## START INPUT FOR THIS TASK

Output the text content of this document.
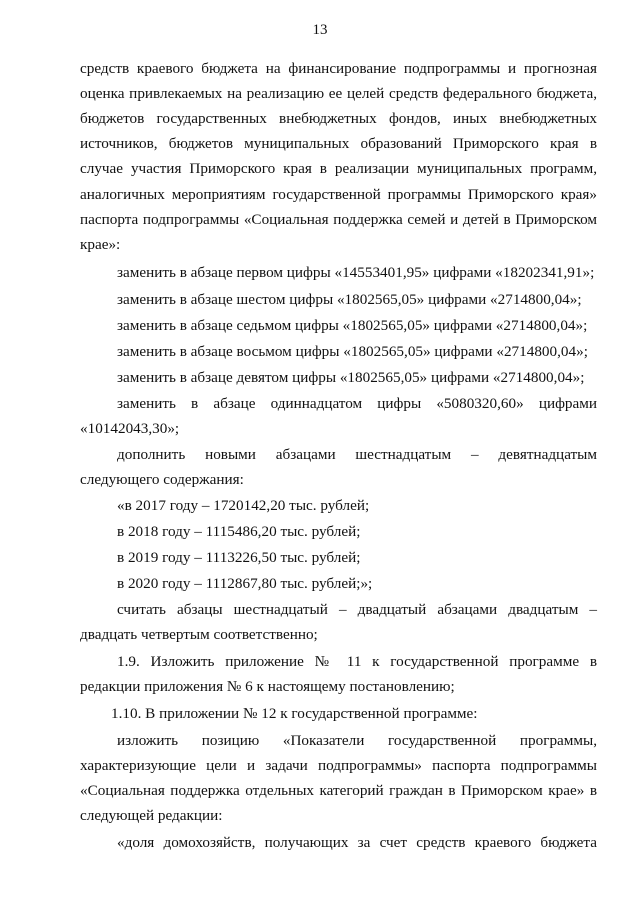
13
средств краевого бюджета на финансирование подпрограммы и прогнозная
оценка привлекаемых на реализацию ее целей средств федерального бюджета,
бюджетов государственных внебюджетных фондов, иных внебюджетных
источников, бюджетов муниципальных образований Приморского края в
случае участия Приморского края в реализации муниципальных программ,
аналогичных мероприятиям государственной программы Приморского края»
паспорта подпрограммы «Социальная поддержка семей и детей в Приморском
крае»:
заменить в абзаце первом цифры «14553401,95» цифрами «18202341,91»;
заменить в абзаце шестом цифры «1802565,05» цифрами «2714800,04»;
заменить в абзаце седьмом цифры «1802565,05» цифрами «2714800,04»;
заменить в абзаце восьмом цифры «1802565,05» цифрами «2714800,04»;
заменить в абзаце девятом цифры «1802565,05» цифрами «2714800,04»;
заменить в абзаце одиннадцатом цифры «5080320,60» цифрами
«10142043,30»;
дополнить новыми абзацами шестнадцатым – девятнадцатым
следующего содержания:
«в 2017 году – 1720142,20 тыс. рублей;
в 2018 году – 1115486,20 тыс. рублей;
в 2019 году – 1113226,50 тыс. рублей;
в 2020 году – 1112867,80 тыс. рублей;»;
считать абзацы шестнадцатый – двадцатый абзацами двадцатым –
двадцать четвертым соответственно;
1.9. Изложить приложение № 11 к государственной программе в
редакции приложения № 6 к настоящему постановлению;
1.10. В приложении № 12 к государственной программе:
изложить позицию «Показатели государственной программы,
характеризующие цели и задачи подпрограммы» паспорта подпрограммы
«Социальная поддержка отдельных категорий граждан в Приморском крае» в
следующей редакции:
«доля домохозяйств, получающих за счет средств краевого бюджета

## END INPUT FOR THIS TASK

REQUEST: Write out the listing above exactly as it stands, pictures excluded.

WRITTEN RESPONSE:
Output the text content of this document.
13
средств краевого бюджета на финансирование подпрограммы и прогнозная
оценка привлекаемых на реализацию ее целей средств федерального бюджета,
бюджетов государственных внебюджетных фондов, иных внебюджетных
источников, бюджетов муниципальных образований Приморского края в
случае участия Приморского края в реализации муниципальных программ,
аналогичных мероприятиям государственной программы Приморского края»
паспорта подпрограммы «Социальная поддержка семей и детей в Приморском
крае»:
заменить в абзаце первом цифры «14553401,95» цифрами «18202341,91»;
заменить в абзаце шестом цифры «1802565,05» цифрами «2714800,04»;
заменить в абзаце седьмом цифры «1802565,05» цифрами «2714800,04»;
заменить в абзаце восьмом цифры «1802565,05» цифрами «2714800,04»;
заменить в абзаце девятом цифры «1802565,05» цифрами «2714800,04»;
заменить в абзаце одиннадцатом цифры «5080320,60» цифрами
«10142043,30»;
дополнить новыми абзацами шестнадцатым – девятнадцатым
следующего содержания:
«в 2017 году – 1720142,20 тыс. рублей;
в 2018 году – 1115486,20 тыс. рублей;
в 2019 году – 1113226,50 тыс. рублей;
в 2020 году – 1112867,80 тыс. рублей;»;
считать абзацы шестнадцатый – двадцатый абзацами двадцатым –
двадцать четвертым соответственно;
1.9. Изложить приложение № 11 к государственной программе в
редакции приложения № 6 к настоящему постановлению;
1.10. В приложении № 12 к государственной программе:
изложить позицию «Показатели государственной программы,
характеризующие цели и задачи подпрограммы» паспорта подпрограммы
«Социальная поддержка отдельных категорий граждан в Приморском крае» в
следующей редакции:
«доля домохозяйств, получающих за счет средств краевого бюджета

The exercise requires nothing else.